── ENTRIES SHOWN ──
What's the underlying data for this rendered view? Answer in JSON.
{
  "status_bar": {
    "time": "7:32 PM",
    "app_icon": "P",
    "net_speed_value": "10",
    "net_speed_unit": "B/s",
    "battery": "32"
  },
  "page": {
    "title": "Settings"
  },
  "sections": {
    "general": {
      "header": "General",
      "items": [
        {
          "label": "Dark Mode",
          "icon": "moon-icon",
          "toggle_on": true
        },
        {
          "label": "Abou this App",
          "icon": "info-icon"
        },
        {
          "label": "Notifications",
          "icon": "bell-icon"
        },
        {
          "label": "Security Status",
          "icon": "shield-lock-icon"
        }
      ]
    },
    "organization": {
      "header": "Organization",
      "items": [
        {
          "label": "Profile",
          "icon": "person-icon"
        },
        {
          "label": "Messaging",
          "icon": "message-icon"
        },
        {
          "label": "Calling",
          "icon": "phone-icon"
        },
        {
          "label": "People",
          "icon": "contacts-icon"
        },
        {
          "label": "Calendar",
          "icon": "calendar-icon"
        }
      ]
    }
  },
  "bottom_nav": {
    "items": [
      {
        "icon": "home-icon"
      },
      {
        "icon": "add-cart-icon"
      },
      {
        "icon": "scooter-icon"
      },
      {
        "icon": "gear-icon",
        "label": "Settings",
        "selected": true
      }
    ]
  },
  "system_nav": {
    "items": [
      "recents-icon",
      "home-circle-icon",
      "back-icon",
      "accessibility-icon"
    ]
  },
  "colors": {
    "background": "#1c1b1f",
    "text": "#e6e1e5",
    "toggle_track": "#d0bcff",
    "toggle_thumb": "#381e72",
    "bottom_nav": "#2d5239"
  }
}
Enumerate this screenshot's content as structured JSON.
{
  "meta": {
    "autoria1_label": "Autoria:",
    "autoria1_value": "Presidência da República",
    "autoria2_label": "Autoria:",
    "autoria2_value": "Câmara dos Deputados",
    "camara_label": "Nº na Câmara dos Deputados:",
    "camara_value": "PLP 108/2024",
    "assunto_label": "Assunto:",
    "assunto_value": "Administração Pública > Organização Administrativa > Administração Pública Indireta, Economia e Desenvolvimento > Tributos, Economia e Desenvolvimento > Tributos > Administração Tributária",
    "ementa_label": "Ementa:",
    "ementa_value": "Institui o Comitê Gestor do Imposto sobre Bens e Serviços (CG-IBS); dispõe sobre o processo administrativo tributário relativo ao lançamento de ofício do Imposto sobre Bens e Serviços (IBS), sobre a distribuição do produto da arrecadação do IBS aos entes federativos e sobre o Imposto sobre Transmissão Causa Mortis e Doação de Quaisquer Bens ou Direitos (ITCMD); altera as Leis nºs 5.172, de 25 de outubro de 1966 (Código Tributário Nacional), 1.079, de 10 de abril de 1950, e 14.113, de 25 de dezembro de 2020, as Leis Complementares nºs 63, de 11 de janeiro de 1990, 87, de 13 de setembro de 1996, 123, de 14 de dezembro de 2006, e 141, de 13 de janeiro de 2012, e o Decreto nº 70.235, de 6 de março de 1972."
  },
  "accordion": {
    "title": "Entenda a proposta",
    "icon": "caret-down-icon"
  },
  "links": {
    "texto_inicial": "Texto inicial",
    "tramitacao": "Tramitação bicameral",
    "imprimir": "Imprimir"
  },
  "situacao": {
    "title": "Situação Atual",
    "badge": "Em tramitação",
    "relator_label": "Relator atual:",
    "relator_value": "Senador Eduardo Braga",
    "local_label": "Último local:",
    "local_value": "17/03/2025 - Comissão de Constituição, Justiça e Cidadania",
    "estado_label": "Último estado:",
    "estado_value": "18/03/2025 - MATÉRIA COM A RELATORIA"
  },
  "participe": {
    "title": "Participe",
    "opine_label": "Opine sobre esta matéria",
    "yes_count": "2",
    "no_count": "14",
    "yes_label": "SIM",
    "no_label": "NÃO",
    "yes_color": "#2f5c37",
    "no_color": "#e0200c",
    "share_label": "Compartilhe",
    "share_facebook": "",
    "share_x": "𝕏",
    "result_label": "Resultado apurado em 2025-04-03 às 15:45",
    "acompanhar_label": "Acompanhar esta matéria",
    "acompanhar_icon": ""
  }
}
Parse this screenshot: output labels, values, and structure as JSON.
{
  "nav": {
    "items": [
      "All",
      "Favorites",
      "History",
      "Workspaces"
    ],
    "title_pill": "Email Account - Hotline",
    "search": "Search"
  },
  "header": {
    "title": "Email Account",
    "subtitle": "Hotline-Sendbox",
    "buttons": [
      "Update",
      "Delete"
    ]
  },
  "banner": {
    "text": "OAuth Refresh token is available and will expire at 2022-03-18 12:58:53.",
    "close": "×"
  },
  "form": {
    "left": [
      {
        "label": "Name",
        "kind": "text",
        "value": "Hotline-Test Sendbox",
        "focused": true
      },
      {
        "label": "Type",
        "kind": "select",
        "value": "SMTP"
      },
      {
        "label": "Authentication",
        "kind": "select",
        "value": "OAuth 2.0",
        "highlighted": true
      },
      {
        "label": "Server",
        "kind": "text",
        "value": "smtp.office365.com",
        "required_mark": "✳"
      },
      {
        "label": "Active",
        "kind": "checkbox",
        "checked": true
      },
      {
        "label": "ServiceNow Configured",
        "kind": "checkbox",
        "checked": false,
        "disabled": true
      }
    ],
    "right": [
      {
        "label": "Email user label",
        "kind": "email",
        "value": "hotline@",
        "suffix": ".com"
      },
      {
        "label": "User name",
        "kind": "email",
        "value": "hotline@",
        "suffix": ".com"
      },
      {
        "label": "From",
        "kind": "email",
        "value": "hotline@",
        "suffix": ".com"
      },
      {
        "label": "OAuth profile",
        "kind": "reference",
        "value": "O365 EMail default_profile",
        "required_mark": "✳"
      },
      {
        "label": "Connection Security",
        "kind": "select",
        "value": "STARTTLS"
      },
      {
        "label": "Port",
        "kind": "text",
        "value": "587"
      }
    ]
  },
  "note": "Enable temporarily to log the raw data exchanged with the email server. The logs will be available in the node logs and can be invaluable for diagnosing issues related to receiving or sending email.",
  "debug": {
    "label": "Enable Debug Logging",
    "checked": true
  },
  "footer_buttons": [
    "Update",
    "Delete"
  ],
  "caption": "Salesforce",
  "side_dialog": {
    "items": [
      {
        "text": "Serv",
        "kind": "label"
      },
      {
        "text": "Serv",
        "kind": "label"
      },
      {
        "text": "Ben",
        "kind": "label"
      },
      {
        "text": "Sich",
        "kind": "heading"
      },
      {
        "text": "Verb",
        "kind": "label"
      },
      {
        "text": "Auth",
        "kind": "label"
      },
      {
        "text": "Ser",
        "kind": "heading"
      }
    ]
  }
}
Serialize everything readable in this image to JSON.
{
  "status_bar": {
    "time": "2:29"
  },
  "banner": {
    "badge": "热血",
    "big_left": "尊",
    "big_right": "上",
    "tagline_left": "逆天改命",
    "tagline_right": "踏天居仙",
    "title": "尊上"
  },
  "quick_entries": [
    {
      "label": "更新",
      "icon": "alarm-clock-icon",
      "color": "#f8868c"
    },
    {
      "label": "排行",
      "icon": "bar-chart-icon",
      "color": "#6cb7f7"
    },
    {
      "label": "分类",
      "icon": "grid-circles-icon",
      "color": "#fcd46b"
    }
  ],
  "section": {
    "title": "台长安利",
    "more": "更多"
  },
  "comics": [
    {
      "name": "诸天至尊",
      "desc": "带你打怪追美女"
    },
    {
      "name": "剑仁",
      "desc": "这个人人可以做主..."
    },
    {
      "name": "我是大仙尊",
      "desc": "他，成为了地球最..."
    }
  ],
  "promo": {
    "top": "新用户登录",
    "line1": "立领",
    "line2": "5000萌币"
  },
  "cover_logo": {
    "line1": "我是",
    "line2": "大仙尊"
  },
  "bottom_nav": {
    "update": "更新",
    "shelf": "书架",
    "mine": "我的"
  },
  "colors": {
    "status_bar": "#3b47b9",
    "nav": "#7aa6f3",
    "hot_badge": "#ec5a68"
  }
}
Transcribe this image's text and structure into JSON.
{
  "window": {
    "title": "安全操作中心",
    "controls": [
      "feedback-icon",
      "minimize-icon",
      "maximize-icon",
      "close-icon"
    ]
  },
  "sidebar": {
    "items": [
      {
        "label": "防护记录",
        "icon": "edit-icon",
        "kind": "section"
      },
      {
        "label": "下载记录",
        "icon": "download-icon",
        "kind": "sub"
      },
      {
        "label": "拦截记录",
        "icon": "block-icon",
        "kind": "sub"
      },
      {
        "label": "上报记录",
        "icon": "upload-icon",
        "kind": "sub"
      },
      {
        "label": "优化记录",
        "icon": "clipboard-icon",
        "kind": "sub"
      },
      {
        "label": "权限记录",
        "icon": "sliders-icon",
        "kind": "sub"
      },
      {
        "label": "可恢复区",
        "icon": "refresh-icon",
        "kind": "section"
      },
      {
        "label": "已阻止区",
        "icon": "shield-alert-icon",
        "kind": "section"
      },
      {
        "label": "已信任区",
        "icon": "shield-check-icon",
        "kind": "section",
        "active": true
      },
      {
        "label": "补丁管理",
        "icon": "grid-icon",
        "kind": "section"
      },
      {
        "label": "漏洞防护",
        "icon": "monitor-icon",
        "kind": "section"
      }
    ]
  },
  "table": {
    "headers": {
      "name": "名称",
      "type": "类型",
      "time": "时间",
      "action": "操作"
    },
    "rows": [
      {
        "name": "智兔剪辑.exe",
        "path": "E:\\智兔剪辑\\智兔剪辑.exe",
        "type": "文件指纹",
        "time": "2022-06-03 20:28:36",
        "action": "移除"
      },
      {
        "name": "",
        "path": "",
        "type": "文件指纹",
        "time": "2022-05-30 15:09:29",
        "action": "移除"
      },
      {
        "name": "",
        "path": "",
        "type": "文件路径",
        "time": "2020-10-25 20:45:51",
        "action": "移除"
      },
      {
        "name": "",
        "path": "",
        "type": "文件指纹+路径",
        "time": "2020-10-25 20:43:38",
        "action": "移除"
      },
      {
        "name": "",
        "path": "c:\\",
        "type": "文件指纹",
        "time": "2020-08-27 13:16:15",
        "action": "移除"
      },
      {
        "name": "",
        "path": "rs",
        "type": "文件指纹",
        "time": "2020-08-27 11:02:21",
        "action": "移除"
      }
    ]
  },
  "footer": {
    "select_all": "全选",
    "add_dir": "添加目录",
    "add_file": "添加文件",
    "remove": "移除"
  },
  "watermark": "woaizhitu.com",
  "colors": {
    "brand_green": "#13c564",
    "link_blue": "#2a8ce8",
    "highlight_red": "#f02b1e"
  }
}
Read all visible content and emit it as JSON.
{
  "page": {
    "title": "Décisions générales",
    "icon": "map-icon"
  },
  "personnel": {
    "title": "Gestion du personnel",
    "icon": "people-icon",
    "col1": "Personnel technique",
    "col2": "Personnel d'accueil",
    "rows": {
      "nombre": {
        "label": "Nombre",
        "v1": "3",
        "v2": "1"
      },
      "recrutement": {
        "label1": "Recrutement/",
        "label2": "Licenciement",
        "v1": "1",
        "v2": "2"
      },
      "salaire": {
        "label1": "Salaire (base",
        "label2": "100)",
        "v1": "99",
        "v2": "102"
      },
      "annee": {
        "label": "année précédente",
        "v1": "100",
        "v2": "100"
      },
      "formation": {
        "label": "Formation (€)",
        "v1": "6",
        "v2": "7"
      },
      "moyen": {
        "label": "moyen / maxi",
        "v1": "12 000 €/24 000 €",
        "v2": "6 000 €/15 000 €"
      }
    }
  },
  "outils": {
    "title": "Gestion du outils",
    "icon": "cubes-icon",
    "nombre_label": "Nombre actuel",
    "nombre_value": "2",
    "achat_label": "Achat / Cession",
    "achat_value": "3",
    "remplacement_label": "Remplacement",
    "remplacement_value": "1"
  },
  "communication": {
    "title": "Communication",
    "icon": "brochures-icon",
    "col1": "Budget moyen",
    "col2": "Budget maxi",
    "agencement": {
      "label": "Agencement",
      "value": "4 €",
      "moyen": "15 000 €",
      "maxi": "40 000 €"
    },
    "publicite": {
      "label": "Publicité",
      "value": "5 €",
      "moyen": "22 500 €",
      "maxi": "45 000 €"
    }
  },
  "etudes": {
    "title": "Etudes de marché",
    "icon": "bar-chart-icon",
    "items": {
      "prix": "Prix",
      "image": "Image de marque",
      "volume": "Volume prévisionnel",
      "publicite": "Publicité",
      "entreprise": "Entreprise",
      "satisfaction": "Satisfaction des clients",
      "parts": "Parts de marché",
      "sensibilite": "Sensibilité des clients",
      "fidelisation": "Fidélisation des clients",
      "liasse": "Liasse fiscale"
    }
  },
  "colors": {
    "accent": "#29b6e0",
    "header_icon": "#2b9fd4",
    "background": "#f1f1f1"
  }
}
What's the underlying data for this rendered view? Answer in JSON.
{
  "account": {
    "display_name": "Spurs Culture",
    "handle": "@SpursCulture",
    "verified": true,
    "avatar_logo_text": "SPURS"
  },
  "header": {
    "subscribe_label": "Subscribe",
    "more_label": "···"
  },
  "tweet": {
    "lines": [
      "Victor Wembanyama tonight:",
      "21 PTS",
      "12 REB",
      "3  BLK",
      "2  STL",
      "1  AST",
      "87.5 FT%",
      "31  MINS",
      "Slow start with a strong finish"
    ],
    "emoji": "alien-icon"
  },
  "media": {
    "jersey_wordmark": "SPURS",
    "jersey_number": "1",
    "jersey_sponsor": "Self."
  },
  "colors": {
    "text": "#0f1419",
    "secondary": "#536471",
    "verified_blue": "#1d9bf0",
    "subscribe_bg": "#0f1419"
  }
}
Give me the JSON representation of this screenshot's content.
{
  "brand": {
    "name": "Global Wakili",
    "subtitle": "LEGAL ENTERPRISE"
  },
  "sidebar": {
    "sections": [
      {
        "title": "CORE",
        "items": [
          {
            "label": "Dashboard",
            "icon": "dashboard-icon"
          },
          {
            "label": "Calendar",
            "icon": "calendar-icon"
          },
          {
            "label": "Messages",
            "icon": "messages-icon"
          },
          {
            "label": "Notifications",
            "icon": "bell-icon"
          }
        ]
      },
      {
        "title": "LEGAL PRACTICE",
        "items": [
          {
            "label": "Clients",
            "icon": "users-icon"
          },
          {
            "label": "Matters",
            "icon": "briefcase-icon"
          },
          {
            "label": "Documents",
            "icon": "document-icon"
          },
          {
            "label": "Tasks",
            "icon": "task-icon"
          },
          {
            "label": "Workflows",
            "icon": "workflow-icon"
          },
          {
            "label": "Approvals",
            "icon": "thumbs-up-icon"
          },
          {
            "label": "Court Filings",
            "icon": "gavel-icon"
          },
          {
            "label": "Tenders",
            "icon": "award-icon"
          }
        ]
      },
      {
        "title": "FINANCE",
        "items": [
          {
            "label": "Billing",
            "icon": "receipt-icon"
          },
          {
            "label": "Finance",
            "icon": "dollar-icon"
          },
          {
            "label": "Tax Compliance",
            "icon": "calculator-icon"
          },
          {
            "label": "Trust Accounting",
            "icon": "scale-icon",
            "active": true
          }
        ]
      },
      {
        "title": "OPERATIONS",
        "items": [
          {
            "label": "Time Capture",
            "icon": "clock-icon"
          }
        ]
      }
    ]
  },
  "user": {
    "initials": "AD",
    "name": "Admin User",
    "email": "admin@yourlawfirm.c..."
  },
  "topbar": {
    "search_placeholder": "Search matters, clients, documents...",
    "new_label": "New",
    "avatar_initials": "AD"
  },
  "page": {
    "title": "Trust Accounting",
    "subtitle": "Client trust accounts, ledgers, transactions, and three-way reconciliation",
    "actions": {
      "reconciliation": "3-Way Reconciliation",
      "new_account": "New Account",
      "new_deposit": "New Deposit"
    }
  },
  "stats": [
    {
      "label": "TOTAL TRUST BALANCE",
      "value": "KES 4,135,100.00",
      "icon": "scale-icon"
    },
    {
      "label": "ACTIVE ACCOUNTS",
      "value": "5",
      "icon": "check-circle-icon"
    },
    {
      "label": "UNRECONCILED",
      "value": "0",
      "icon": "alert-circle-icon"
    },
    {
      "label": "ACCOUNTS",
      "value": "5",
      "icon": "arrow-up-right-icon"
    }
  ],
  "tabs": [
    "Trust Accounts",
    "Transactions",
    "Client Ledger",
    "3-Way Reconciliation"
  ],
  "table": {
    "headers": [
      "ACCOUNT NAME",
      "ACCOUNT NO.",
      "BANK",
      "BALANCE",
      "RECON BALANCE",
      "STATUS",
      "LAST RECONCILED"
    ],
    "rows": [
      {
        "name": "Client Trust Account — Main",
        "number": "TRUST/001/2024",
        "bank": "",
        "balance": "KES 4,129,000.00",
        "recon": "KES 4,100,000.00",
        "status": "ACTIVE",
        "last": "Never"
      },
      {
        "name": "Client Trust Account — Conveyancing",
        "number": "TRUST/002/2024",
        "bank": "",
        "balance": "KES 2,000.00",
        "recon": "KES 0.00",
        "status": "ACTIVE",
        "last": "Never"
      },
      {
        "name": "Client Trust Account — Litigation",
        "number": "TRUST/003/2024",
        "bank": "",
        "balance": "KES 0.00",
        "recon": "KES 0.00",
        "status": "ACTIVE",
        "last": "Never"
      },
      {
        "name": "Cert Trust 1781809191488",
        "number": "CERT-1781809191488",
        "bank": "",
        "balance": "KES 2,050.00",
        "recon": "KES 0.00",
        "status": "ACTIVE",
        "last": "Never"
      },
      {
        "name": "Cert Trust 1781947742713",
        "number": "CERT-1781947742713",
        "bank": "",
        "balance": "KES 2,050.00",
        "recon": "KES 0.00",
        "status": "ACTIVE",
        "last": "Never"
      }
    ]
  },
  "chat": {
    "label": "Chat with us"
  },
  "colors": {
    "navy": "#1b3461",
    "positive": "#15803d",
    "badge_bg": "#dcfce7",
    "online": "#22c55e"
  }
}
───
**WHAT TO DO**
Copy each line of the records containing the string "Accounting".

**REPLY TO THE EXERCISE**
            "label": "Trust Accounting",
    "title": "Trust Accounting",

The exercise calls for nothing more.